## The task
Copy each line of the records that contains the word "retiree".

Extracted data entries
_____

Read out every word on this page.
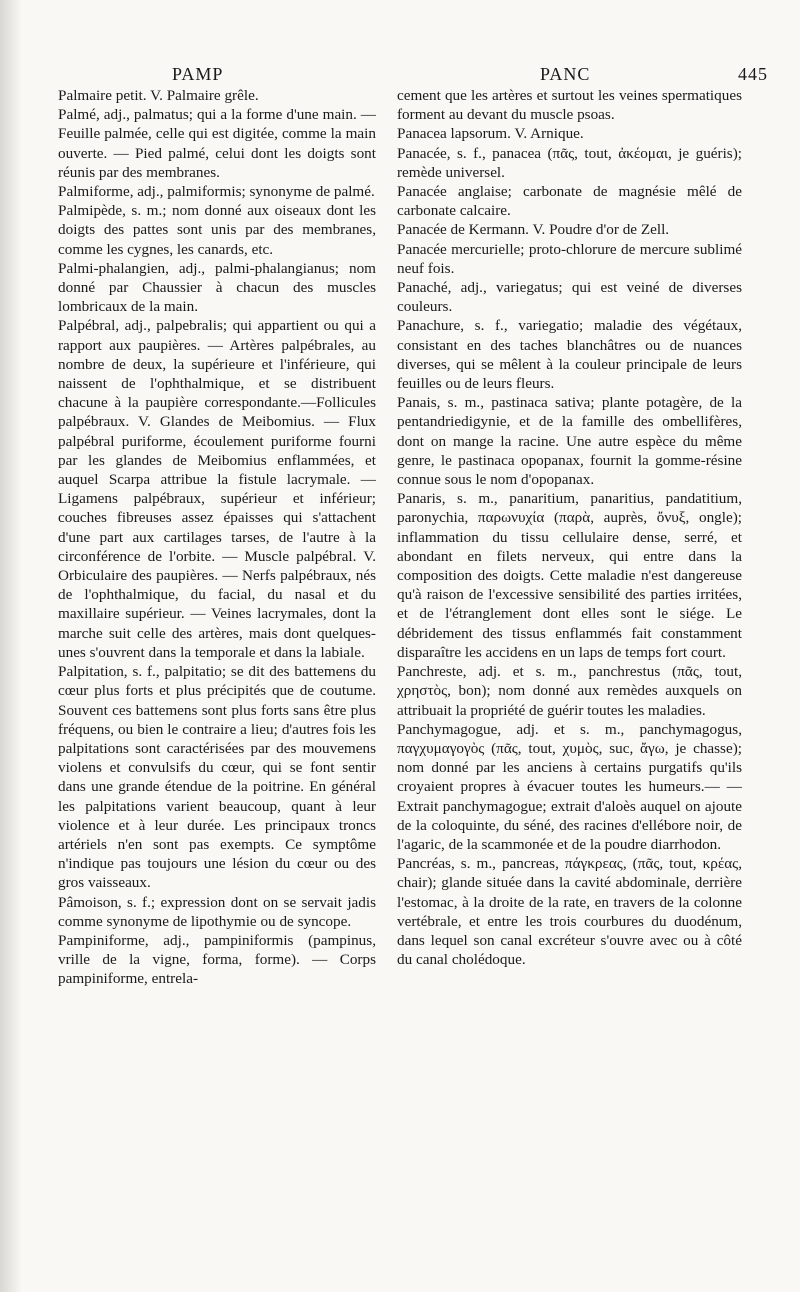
PAMP	PANC	445

Palmaire petit. V. Palmaire grêle.

Palmé, adj., palmatus; qui a la forme d'une main. — Feuille palmée, celle qui est digitée, comme la main ouverte. — Pied palmé, celui dont les doigts sont réunis par des membranes.

Palmiforme, adj., palmiformis; synonyme de palmé.

Palmipède, s. m.; nom donné aux oiseaux dont les doigts des pattes sont unis par des membranes, comme les cygnes, les canards, etc.

Palmi-phalangien, adj., palmi-phalangianus; nom donné par Chaussier à chacun des muscles lombricaux de la main.

Palpébral, adj., palpebralis; qui appartient ou qui a rapport aux paupières. — Artères palpébrales, au nombre de deux, la supérieure et l'inférieure, qui naissent de l'ophthalmique, et se distribuent chacune à la paupière correspondante.—Follicules palpébraux. V. Glandes de Meibomius. — Flux palpébral puriforme, écoulement puriforme fourni par les glandes de Meibomius enflammées, et auquel Scarpa attribue la fistule lacrymale. — Ligamens palpébraux, supérieur et inférieur; couches fibreuses assez épaisses qui s'attachent d'une part aux cartilages tarses, de l'autre à la circonférence de l'orbite. — Muscle palpébral. V. Orbiculaire des paupières. — Nerfs palpébraux, nés de l'ophthalmique, du facial, du nasal et du maxillaire supérieur. — Veines lacrymales, dont la marche suit celle des artères, mais dont quelques-unes s'ouvrent dans la temporale et dans la labiale.

Palpitation, s. f., palpitatio; se dit des battemens du cœur plus forts et plus précipités que de coutume. Souvent ces battemens sont plus forts sans être plus fréquens, ou bien le contraire a lieu; d'autres fois les palpitations sont caractérisées par des mouvemens violens et convulsifs du cœur, qui se font sentir dans une grande étendue de la poitrine. En général les palpitations varient beaucoup, quant à leur violence et à leur durée. Les principaux troncs artériels n'en sont pas exempts. Ce symptôme n'indique pas toujours une lésion du cœur ou des gros vaisseaux.

Pâmoison, s. f.; expression dont on se servait jadis comme synonyme de lipothymie ou de syncope.

Pampiniforme, adj., pampiniformis (pampinus, vrille de la vigne, forma, forme). — Corps pampiniforme, entrela-

cement que les artères et surtout les veines spermatiques forment au devant du muscle psoas.

Panacea lapsorum. V. Arnique.

Panacée, s. f., panacea (πᾶς, tout, ἀκέομαι, je guéris); remède universel.

Panacée anglaise; carbonate de magnésie mêlé de carbonate calcaire.

Panacée de Kermann. V. Poudre d'or de Zell.

Panacée mercurielle; proto-chlorure de mercure sublimé neuf fois.

Panaché, adj., variegatus; qui est veiné de diverses couleurs.

Panachure, s. f., variegatio; maladie des végétaux, consistant en des taches blanchâtres ou de nuances diverses, qui se mêlent à la couleur principale de leurs feuilles ou de leurs fleurs.

Panais, s. m., pastinaca sativa; plante potagère, de la pentandriedigynie, et de la famille des ombellifères, dont on mange la racine. Une autre espèce du même genre, le pastinaca opopanax, fournit la gomme-résine connue sous le nom d'opopanax.

Panaris, s. m., panaritium, panaritius, pandatitium, paronychia, παρωνυχία (παρὰ, auprès, ὄνυξ, ongle); inflammation du tissu cellulaire dense, serré, et abondant en filets nerveux, qui entre dans la composition des doigts. Cette maladie n'est dangereuse qu'à raison de l'excessive sensibilité des parties irritées, et de l'étranglement dont elles sont le siége. Le débridement des tissus enflammés fait constamment disparaître les accidens en un laps de temps fort court.

Panchreste, adj. et s. m., panchrestus (πᾶς, tout, χρηστὸς, bon); nom donné aux remèdes auxquels on attribuait la propriété de guérir toutes les maladies.

Panchymagogue, adj. et s. m., panchymagogus, παγχυμαγογὸς (πᾶς, tout, χυμὸς, suc, ἄγω, je chasse); nom donné par les anciens à certains purgatifs qu'ils croyaient propres à évacuer toutes les humeurs.— — Extrait panchymagogue; extrait d'aloès auquel on ajoute de la coloquinte, du séné, des racines d'ellébore noir, de l'agaric, de la scammonée et de la poudre diarrhodon.

Pancréas, s. m., pancreas, πάγκρεας, (πᾶς, tout, κρέας, chair); glande située dans la cavité abdominale, derrière l'estomac, à la droite de la rate, en travers de la colonne vertébrale, et entre les trois courbures du duodénum, dans lequel son canal excréteur s'ouvre avec ou à côté du canal cholédoque.
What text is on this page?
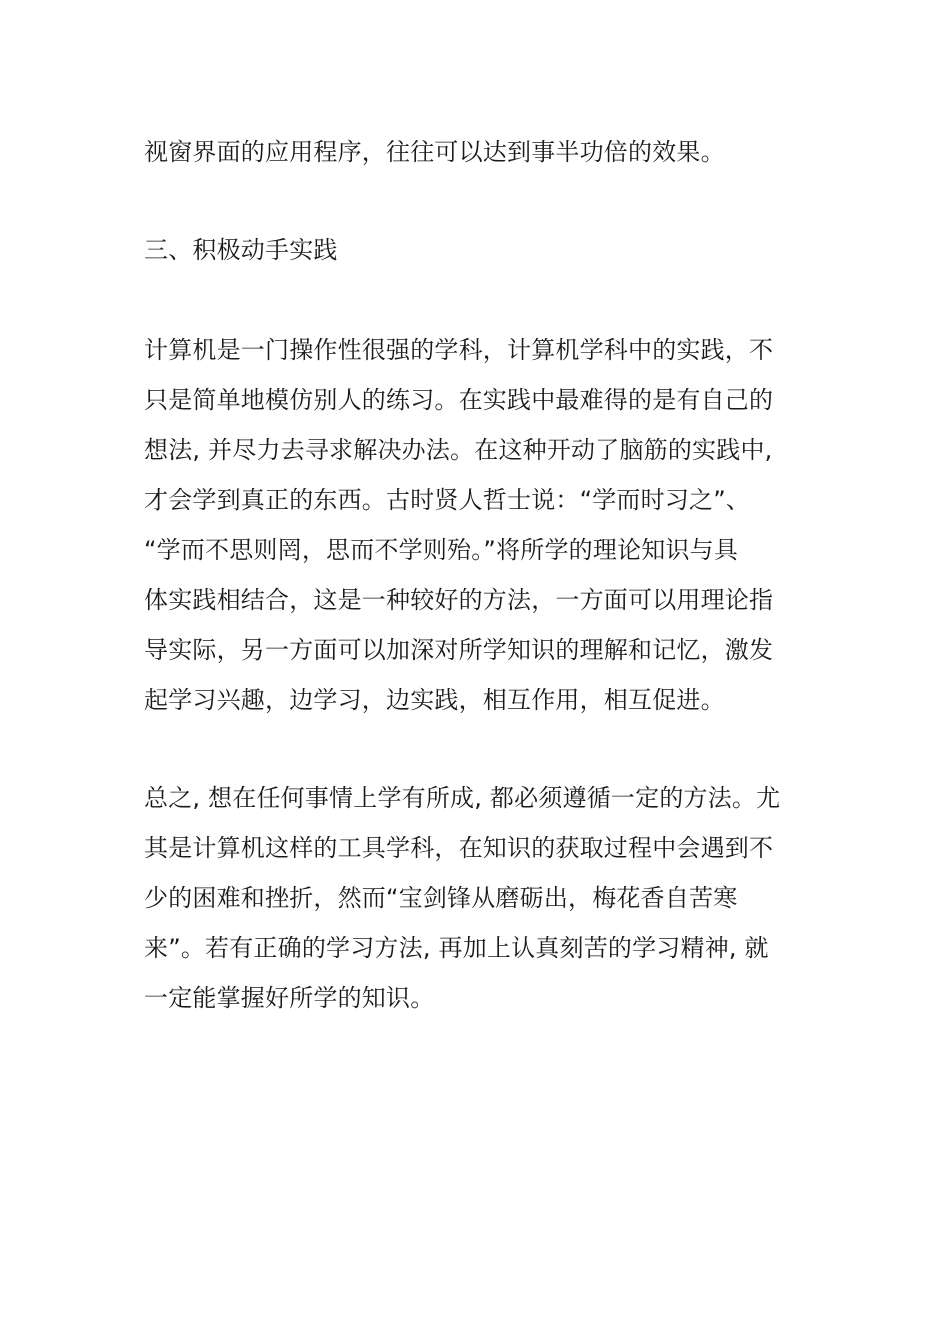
视窗界面的应用程序，往往可以达到事半功倍的效果。
三、积极动手实践
计算机是一门操作性很强的学科，计算机学科中的实践，不
只是简单地模仿别人的练习。在实践中最难得的是有自己的
想法, 并尽力去寻求解决办法。在这种开动了脑筋的实践中,
才会学到真正的东西。古时贤人哲士说：“学而时习之”、
“学而不思则罔，思而不学则殆。”将所学的理论知识与具
体实践相结合，这是一种较好的方法，一方面可以用理论指
导实际，另一方面可以加深对所学知识的理解和记忆，激发
起学习兴趣，边学习，边实践，相互作用，相互促进。
总之, 想在任何事情上学有所成, 都必须遵循一定的方法。尤
其是计算机这样的工具学科，在知识的获取过程中会遇到不
少的困难和挫折，然而“宝剑锋从磨砺出，梅花香自苦寒
来”。若有正确的学习方法, 再加上认真刻苦的学习精神, 就
一定能掌握好所学的知识。
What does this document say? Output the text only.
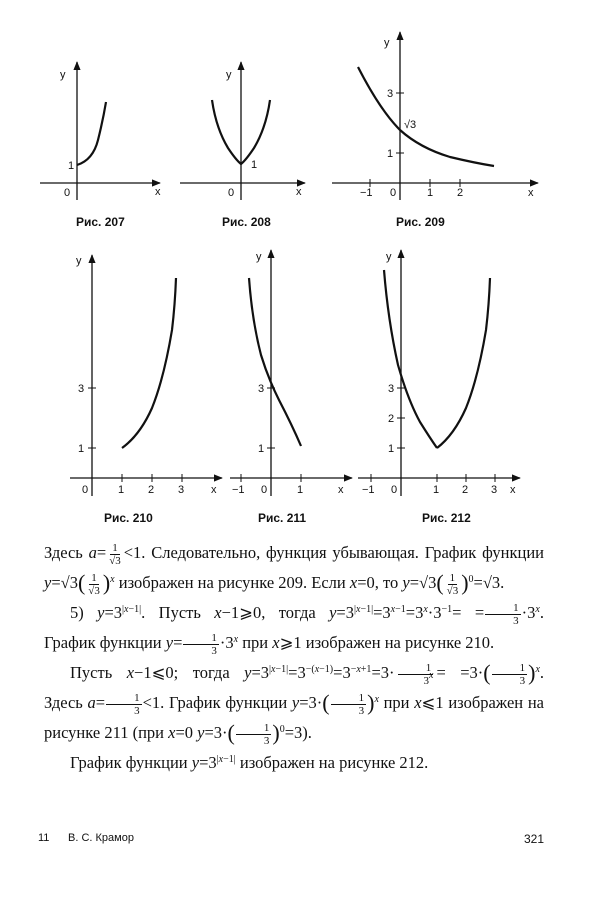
y
x
0
1
Рис. 207
y
x
0
1
Рис. 208
y
x
0
−1	1 2
1
3
√3
Рис. 209
y
x
0	1 2 3
1
3
Рис. 210
y
x
0
−1	1
1
3
Рис. 211
y
x
0
−1	1 2 3
1
2
3
Рис. 212

Здесь $a= \frac{1}{√3} <1$. Следовательно, функция убывающая. График функции $y=√3( \frac{1}{√3} )^x$ изображен на рисунке 209. Если x=0, то $y=√3( \frac{1}{√3} )^0=√3$.

5) $y=3^{|x-1|}$. Пусть x−1⩾0, тогда $y=3^{|x-1|}=3^{x-1}=3^x\cdot 3^{-1}= = \frac{1}{3} \cdot 3^x$. График функции $y= \frac{1}{3} \cdot 3^x$ при x⩾1 изображен на рисунке 210.

Пусть x−1⩽0; тогда $y=3^{|x-1|}=3^{-(x-1)}=3^{-x+1}=3\cdot \frac{1}{3^x} = =3\cdot( \frac{1}{3} )^x$. Здесь $a= \frac{1}{3} <1$. График функции $y=3\cdot( \frac{1}{3} )^x$ при x⩽1 изображен на рисунке 211 (при x=0 $y=3\cdot( \frac{1}{3} )^0=3$).

График функции $y=3^{|x-1|}$ изображен на рисунке 212.

11 В. С. Крамор	321
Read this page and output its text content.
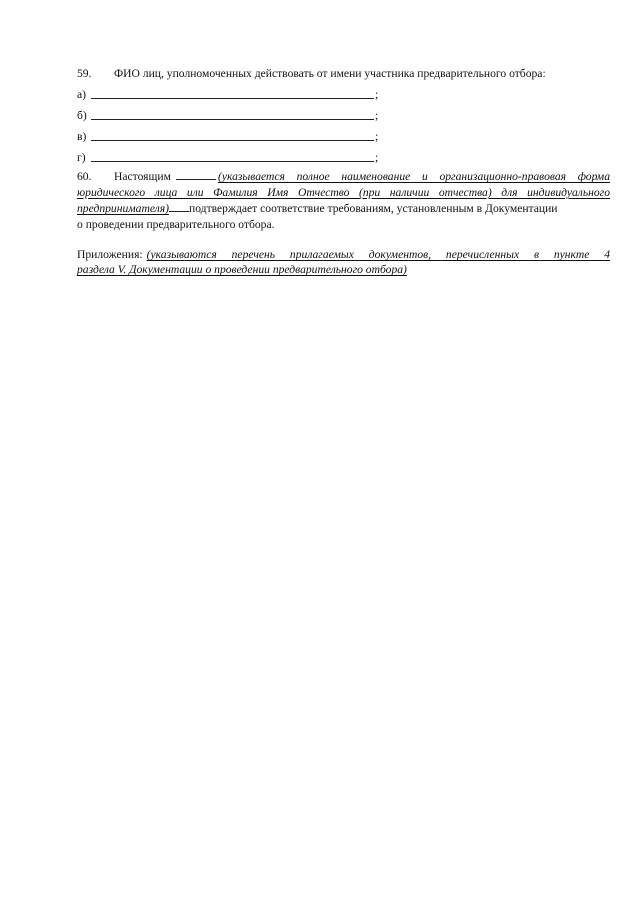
59.	ФИО лиц, уполномоченных действовать от имени участника предварительного отбора:
а)	;
б)	;
в)	;
г)	;
60.	Настоящим	(указывается полное наименование и организационно-правовая форма
юридического лица или Фамилия Имя Отчество (при наличии отчества) для индивидуального
предпринимателя) подтверждает соответствие требованиям, установленным в Документации
о проведении предварительного отбора.
Приложения: (указываются перечень прилагаемых документов, перечисленных в пункте 4
раздела V. Документации о проведении предварительного отбора)
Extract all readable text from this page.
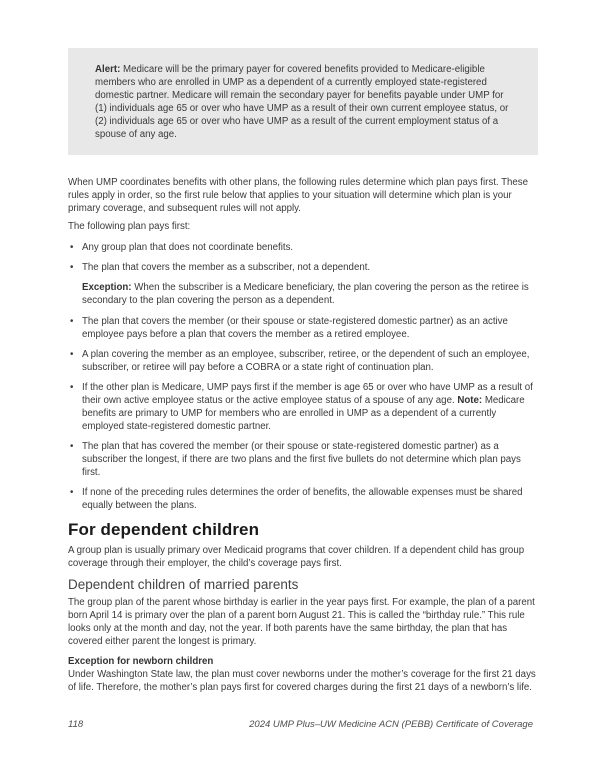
Alert: Medicare will be the primary payer for covered benefits provided to Medicare-eligible members who are enrolled in UMP as a dependent of a currently employed state-registered domestic partner. Medicare will remain the secondary payer for benefits payable under UMP for (1) individuals age 65 or over who have UMP as a result of their own current employee status, or (2) individuals age 65 or over who have UMP as a result of the current employment status of a spouse of any age.

When UMP coordinates benefits with other plans, the following rules determine which plan pays first. These rules apply in order, so the first rule below that applies to your situation will determine which plan is your primary coverage, and subsequent rules will not apply.

The following plan pays first:

• Any group plan that does not coordinate benefits.
• The plan that covers the member as a subscriber, not a dependent.

Exception: When the subscriber is a Medicare beneficiary, the plan covering the person as the retiree is secondary to the plan covering the person as a dependent.

• The plan that covers the member (or their spouse or state-registered domestic partner) as an active employee pays before a plan that covers the member as a retired employee.
• A plan covering the member as an employee, subscriber, retiree, or the dependent of such an employee, subscriber, or retiree will pay before a COBRA or a state right of continuation plan.
• If the other plan is Medicare, UMP pays first if the member is age 65 or over who have UMP as a result of their own active employee status or the active employee status of a spouse of any age. Note: Medicare benefits are primary to UMP for members who are enrolled in UMP as a dependent of a currently employed state-registered domestic partner.
• The plan that has covered the member (or their spouse or state-registered domestic partner) as a subscriber the longest, if there are two plans and the first five bullets do not determine which plan pays first.
• If none of the preceding rules determines the order of benefits, the allowable expenses must be shared equally between the plans.
For dependent children

A group plan is usually primary over Medicaid programs that cover children. If a dependent child has group coverage through their employer, the child’s coverage pays first.

Dependent children of married parents

The group plan of the parent whose birthday is earlier in the year pays first. For example, the plan of a parent born April 14 is primary over the plan of a parent born August 21. This is called the “birthday rule.” This rule looks only at the month and day, not the year. If both parents have the same birthday, the plan that has covered either parent the longest is primary.

Exception for newborn children

Under Washington State law, the plan must cover newborns under the mother’s coverage for the first 21 days of life. Therefore, the mother’s plan pays first for covered charges during the first 21 days of a newborn’s life.

118	2024 UMP Plus–UW Medicine ACN (PEBB) Certificate of Coverage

_____

## Output
Exception: When the subscriber is a Medicare beneficiary, the plan covering the person as the retiree is secondary to the plan covering the person as a dependent.
• A plan covering the member as an employee, subscriber, retiree, or the dependent of such an employee, subscriber, or retiree will pay before a COBRA or a state right of continuation plan.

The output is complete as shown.